• [Goal]
Give the entries back exactly, dropping each image.

# Start of Records for the task

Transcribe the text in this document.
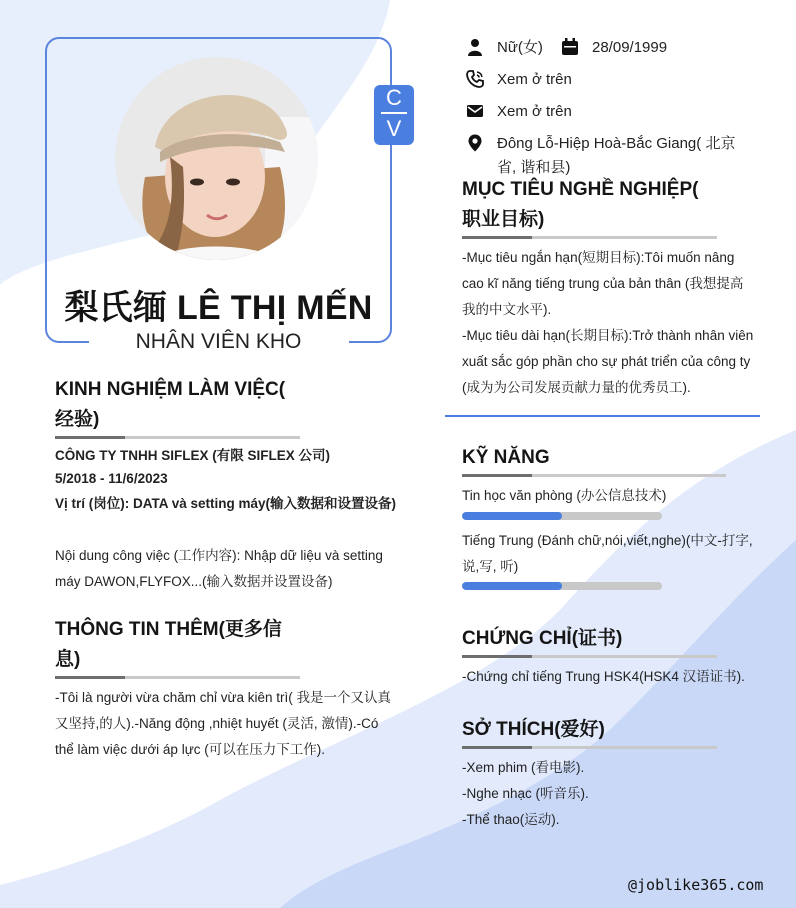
C
V
梨氏缅 LÊ THỊ MẾN
NHÂN VIÊN KHO
Nữ(女)	28/09/1999
Xem ở trên
Xem ở trên
Đông Lỗ-Hiệp Hoà-Bắc Giang( 北京省, 谐和县)
MỤC TIÊU NGHỀ NGHIỆP( 职业目标)
-Mục tiêu ngắn hạn(短期目标):Tôi muốn nâng cao kĩ năng tiếng trung của bản thân (我想提高我的中文水平).
-Mục tiêu dài hạn(长期目标):Trở thành nhân viên xuất sắc góp phần cho sự phát triển của công ty (成为为公司发展贡献力量的优秀员工).
KỸ NĂNG
Tin học văn phòng (办公信息技术)
Tiếng Trung (Đánh chữ,nói,viết,nghe)(中文-打字,说,写, 听)
CHỨNG CHỈ(证书)
-Chứng chỉ tiếng Trung HSK4(HSK4 汉语证书).
SỞ THÍCH(爱好)
-Xem phim (看电影).
-Nghe nhạc (听音乐).
-Thể thao(运动).
KINH NGHIỆM LÀM VIỆC( 经验)
CÔNG TY TNHH SIFLEX (有限 SIFLEX 公司)
5/2018 - 11/6/2023
Vị trí (岗位): DATA và setting máy(输入数据和设置设备)
Nội dung công việc (工作内容): Nhập dữ liệu và setting máy DAWON,FLYFOX...(输入数据并设置设备)
THÔNG TIN THÊM(更多信息)
-Tôi là người vừa chăm chỉ vừa kiên trì( 我是一个又认真又坚持,的人).-Năng động ,nhiệt huyết (灵活, 激情).-Có thể làm việc dưới áp lực (可以在压力下工作).
@joblike365.com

# End of Records for the task

• [Solved exercise]
Transcribe the text in this document.
C
V
梨氏缅 LÊ THỊ MẾN
NHÂN VIÊN KHO
Nữ(女)	28/09/1999
Xem ở trên
Xem ở trên
Đông Lỗ-Hiệp Hoà-Bắc Giang( 北京省, 谐和县)
MỤC TIÊU NGHỀ NGHIỆP( 职业目标)
-Mục tiêu ngắn hạn(短期目标):Tôi muốn nâng cao kĩ năng tiếng trung của bản thân (我想提高我的中文水平).
-Mục tiêu dài hạn(长期目标):Trở thành nhân viên xuất sắc góp phần cho sự phát triển của công ty (成为为公司发展贡献力量的优秀员工).
KỸ NĂNG
Tin học văn phòng (办公信息技术)
Tiếng Trung (Đánh chữ,nói,viết,nghe)(中文-打字,说,写, 听)
CHỨNG CHỈ(证书)
-Chứng chỉ tiếng Trung HSK4(HSK4 汉语证书).
SỞ THÍCH(爱好)
-Xem phim (看电影).
-Nghe nhạc (听音乐).
-Thể thao(运动).
KINH NGHIỆM LÀM VIỆC( 经验)
CÔNG TY TNHH SIFLEX (有限 SIFLEX 公司)
5/2018 - 11/6/2023
Vị trí (岗位): DATA và setting máy(输入数据和设置设备)
Nội dung công việc (工作内容): Nhập dữ liệu và setting máy DAWON,FLYFOX...(输入数据并设置设备)
THÔNG TIN THÊM(更多信息)
-Tôi là người vừa chăm chỉ vừa kiên trì( 我是一个又认真又坚持,的人).-Năng động ,nhiệt huyết (灵活, 激情).-Có thể làm việc dưới áp lực (可以在压力下工作).
@joblike365.com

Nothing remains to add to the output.